The request – Show every line that has the string "Texas" in it.

Given data –
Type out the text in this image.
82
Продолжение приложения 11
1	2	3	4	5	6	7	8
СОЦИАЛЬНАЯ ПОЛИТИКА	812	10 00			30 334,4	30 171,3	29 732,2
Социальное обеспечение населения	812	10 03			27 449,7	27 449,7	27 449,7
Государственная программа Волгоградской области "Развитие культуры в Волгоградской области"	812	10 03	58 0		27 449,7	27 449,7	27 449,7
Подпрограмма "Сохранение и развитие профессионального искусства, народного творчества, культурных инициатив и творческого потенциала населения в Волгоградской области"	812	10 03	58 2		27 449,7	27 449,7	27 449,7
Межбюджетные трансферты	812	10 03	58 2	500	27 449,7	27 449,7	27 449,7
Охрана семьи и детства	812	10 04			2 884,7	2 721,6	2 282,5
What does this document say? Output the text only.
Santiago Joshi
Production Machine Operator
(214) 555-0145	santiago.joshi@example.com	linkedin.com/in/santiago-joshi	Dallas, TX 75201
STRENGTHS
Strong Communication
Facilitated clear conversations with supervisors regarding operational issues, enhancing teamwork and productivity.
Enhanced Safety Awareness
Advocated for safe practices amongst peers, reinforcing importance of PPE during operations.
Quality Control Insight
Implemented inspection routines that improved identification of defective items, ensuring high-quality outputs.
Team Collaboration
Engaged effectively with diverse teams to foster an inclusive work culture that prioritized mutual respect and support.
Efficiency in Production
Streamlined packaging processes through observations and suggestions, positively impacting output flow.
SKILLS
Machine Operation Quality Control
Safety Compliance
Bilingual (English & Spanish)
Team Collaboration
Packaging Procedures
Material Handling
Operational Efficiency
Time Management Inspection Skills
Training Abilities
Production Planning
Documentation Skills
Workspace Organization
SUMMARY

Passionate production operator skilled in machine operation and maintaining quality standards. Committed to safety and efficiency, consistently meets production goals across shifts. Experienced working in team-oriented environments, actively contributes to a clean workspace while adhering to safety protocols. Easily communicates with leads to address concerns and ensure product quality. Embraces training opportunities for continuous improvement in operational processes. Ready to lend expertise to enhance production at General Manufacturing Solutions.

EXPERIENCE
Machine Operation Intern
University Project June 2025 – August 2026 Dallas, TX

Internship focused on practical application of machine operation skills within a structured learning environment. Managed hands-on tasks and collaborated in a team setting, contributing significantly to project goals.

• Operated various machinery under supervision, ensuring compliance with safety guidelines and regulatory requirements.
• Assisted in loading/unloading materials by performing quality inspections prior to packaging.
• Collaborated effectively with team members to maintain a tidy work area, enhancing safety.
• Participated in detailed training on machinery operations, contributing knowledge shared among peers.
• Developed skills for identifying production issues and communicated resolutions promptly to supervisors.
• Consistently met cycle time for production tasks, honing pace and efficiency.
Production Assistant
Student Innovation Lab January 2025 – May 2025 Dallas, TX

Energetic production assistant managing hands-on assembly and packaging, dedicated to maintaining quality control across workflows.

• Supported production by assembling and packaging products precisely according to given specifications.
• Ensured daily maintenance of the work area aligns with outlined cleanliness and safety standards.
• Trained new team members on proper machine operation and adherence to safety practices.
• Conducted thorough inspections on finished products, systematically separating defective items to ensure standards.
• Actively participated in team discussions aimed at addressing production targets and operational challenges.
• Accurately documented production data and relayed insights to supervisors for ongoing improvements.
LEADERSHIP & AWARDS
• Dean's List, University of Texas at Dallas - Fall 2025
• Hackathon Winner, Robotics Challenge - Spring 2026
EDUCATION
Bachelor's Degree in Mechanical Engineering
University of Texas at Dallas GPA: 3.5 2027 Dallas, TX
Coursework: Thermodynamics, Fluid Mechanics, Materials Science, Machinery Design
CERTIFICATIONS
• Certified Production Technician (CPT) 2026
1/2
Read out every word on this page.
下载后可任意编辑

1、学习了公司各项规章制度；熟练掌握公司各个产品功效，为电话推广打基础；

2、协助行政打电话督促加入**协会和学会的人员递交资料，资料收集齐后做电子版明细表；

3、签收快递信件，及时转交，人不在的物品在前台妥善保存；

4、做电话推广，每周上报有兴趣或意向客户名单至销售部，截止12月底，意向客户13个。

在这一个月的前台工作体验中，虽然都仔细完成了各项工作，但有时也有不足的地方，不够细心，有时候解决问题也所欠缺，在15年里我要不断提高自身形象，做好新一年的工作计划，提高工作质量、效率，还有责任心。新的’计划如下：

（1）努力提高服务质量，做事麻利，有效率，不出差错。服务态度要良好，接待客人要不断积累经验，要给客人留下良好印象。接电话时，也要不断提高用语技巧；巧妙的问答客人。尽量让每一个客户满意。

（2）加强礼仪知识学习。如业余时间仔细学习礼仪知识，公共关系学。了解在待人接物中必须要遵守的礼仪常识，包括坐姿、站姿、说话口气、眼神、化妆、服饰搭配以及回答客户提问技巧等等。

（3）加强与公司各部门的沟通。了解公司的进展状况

Answer to the problem –
• Dean's List, University of Texas at Dallas - Fall 2025
University of Texas at Dallas GPA: 3.5 2027 Dallas, TX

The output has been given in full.